### Task prompt
Count lines with "Excerpt" in them. Report only the total.

### Given records
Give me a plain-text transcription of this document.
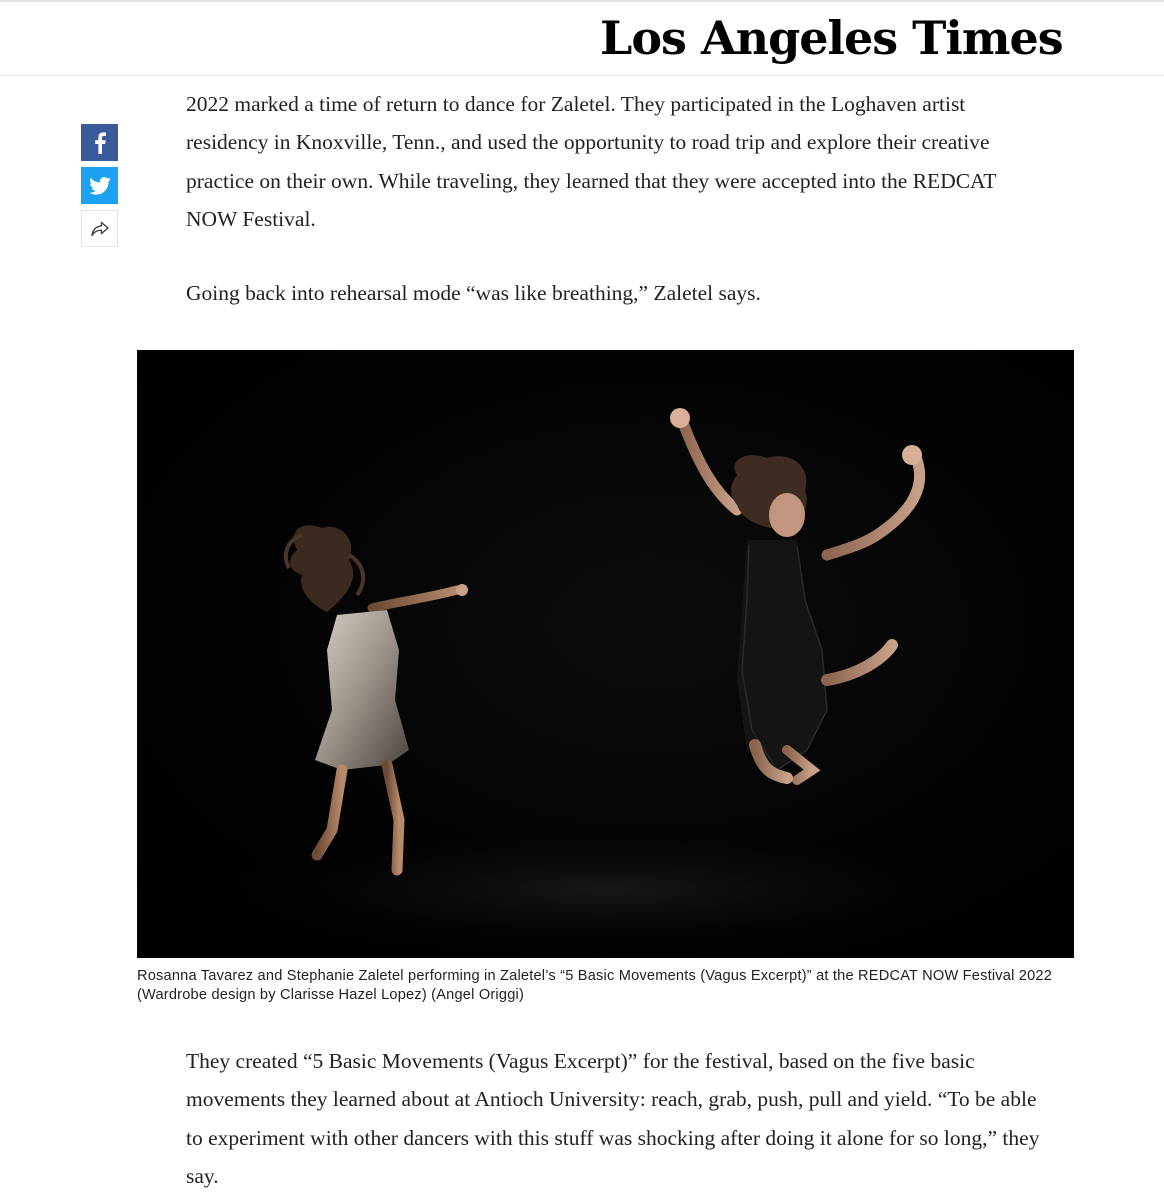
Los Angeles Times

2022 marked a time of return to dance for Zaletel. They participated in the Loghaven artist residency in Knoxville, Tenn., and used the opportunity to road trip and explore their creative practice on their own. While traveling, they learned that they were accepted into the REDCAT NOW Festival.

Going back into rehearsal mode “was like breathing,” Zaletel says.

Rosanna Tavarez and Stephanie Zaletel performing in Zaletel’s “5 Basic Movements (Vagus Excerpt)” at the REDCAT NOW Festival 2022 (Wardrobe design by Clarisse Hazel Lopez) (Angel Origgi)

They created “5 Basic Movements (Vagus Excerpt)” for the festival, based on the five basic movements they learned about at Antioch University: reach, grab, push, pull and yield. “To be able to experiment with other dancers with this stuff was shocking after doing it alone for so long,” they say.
...
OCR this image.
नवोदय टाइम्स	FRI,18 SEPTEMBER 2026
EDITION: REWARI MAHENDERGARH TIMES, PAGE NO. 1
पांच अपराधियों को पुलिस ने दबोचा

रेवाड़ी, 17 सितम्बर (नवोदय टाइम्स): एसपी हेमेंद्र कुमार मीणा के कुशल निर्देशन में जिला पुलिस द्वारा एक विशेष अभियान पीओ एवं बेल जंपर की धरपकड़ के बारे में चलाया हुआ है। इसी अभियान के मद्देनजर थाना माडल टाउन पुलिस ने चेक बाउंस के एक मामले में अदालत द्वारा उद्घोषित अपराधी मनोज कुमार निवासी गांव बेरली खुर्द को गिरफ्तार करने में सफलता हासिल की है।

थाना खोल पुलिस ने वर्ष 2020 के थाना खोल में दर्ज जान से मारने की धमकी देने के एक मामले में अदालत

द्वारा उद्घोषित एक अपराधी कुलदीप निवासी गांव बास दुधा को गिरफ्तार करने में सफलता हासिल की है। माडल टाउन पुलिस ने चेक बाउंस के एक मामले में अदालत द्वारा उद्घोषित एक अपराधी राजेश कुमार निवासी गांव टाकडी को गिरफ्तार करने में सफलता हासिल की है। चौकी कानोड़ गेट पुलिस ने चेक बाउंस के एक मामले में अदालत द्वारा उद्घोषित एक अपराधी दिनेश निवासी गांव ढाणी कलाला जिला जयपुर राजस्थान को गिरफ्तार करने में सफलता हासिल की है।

### Output for this task
2